• [Dataset records]:
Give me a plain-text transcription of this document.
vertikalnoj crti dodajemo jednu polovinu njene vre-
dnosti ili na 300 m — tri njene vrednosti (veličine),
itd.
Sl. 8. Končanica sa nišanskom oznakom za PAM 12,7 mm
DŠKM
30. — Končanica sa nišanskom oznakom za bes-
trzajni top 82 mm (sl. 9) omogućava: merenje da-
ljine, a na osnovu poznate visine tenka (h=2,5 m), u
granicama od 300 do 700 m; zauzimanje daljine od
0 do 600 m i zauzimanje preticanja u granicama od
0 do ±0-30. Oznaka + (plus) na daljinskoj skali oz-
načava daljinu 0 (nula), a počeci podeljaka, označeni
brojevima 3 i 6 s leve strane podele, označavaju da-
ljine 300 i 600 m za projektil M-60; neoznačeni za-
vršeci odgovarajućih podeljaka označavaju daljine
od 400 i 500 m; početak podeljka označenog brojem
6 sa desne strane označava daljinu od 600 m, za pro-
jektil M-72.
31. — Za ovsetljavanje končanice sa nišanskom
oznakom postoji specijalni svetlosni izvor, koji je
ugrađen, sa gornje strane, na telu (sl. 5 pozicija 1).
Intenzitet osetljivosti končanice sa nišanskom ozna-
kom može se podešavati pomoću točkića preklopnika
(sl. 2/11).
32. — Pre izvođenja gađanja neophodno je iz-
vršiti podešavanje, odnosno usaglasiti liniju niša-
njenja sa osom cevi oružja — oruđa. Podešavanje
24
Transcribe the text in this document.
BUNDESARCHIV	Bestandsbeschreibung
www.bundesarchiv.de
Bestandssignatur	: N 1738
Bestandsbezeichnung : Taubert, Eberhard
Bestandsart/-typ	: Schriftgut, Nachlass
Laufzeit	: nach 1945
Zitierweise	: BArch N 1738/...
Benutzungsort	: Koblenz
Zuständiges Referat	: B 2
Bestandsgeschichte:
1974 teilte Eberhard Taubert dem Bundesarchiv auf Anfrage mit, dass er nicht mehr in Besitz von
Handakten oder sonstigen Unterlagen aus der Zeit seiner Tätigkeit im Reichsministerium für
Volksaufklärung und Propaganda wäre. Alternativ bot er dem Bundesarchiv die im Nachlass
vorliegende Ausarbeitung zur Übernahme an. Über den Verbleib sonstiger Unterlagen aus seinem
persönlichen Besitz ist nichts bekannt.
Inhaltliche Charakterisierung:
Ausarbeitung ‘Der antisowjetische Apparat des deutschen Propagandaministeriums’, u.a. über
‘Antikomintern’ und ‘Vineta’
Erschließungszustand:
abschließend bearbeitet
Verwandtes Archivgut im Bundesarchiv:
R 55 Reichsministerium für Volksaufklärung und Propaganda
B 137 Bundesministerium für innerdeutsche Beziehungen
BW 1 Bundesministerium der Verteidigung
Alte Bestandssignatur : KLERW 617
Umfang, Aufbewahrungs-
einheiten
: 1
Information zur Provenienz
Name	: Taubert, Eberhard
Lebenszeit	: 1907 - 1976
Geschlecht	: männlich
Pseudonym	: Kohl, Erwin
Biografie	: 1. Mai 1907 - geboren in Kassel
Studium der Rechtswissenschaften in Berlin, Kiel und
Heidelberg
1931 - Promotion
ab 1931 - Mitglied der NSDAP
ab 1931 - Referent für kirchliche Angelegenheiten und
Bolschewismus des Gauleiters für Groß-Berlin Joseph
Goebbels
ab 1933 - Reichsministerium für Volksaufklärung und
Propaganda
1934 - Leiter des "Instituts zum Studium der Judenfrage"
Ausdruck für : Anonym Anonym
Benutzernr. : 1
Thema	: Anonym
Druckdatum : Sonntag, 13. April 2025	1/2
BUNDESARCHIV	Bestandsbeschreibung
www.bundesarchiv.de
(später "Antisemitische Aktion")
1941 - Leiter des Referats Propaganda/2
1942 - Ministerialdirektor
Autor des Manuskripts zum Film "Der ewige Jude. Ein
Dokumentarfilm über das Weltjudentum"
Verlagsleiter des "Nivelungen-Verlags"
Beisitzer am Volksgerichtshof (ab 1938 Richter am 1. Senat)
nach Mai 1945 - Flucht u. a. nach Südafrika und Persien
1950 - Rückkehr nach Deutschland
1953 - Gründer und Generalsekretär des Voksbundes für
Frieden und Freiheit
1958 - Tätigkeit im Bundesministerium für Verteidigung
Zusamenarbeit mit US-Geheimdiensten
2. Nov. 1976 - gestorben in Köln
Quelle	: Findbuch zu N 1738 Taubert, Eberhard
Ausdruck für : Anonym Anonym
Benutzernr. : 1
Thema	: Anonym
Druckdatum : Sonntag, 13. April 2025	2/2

• [Exercise description]:
Scan the material above for the word "njene". Copy each line where it occurs.

• [Exercise solution]:
vertikalnoj crti dodajemo jednu polovinu njene vre-
dnosti ili na 300 m — tri njene vrednosti (veličine),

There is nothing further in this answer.